TASK MATERIAL>

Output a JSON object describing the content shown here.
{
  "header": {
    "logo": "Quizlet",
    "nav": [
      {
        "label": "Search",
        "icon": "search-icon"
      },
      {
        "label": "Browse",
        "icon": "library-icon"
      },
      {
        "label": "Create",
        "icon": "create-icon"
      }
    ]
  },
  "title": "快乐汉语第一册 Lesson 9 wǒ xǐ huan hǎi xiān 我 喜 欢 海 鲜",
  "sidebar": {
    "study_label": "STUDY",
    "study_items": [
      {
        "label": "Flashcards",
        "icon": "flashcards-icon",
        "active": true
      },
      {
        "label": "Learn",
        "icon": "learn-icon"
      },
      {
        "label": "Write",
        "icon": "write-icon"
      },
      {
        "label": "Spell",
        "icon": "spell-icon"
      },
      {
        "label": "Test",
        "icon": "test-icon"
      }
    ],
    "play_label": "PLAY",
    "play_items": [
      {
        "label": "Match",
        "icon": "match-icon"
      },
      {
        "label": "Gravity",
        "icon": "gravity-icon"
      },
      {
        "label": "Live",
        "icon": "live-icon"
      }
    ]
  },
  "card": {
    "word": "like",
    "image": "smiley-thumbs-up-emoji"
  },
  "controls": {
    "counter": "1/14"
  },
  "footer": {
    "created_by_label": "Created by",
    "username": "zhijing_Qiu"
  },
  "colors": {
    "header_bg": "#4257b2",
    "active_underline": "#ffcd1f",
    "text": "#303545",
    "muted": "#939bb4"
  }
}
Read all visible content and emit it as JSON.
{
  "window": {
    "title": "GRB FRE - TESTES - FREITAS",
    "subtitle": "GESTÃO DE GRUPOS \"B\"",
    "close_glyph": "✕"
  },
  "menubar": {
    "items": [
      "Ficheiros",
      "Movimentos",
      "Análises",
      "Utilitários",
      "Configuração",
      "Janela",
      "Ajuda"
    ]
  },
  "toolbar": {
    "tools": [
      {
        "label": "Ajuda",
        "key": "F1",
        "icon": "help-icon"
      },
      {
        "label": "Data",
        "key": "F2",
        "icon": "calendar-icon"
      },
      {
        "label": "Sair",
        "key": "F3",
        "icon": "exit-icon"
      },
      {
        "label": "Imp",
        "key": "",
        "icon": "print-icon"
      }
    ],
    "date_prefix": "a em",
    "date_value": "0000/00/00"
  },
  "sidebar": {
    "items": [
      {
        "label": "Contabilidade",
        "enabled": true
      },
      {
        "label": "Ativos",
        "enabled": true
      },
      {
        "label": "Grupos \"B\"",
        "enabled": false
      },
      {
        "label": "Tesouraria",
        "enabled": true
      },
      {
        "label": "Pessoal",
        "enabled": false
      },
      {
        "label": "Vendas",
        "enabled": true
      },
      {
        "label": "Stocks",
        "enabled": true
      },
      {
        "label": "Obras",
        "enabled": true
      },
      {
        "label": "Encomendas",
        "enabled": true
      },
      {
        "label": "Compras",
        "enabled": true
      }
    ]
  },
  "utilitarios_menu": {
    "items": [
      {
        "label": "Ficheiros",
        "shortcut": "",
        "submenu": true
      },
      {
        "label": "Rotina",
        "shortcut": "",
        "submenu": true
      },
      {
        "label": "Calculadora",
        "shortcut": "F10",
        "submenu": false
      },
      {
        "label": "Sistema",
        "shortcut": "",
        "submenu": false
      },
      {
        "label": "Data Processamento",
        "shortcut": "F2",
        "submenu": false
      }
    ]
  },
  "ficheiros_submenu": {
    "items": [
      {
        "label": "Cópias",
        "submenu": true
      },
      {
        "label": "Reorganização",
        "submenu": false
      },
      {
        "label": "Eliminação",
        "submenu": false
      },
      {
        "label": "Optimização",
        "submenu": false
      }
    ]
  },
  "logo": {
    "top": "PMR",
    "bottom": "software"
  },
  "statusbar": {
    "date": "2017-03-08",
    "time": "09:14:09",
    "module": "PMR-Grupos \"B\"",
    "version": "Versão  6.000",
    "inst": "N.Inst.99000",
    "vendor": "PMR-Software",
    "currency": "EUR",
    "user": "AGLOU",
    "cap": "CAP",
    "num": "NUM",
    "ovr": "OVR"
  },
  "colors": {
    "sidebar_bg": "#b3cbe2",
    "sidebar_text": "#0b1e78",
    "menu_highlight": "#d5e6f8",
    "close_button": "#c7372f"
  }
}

WORK TO COMPLETE> Show every line that contains the word "Data".

RESULT>
        "label": "Data",
        "label": "Data Processamento",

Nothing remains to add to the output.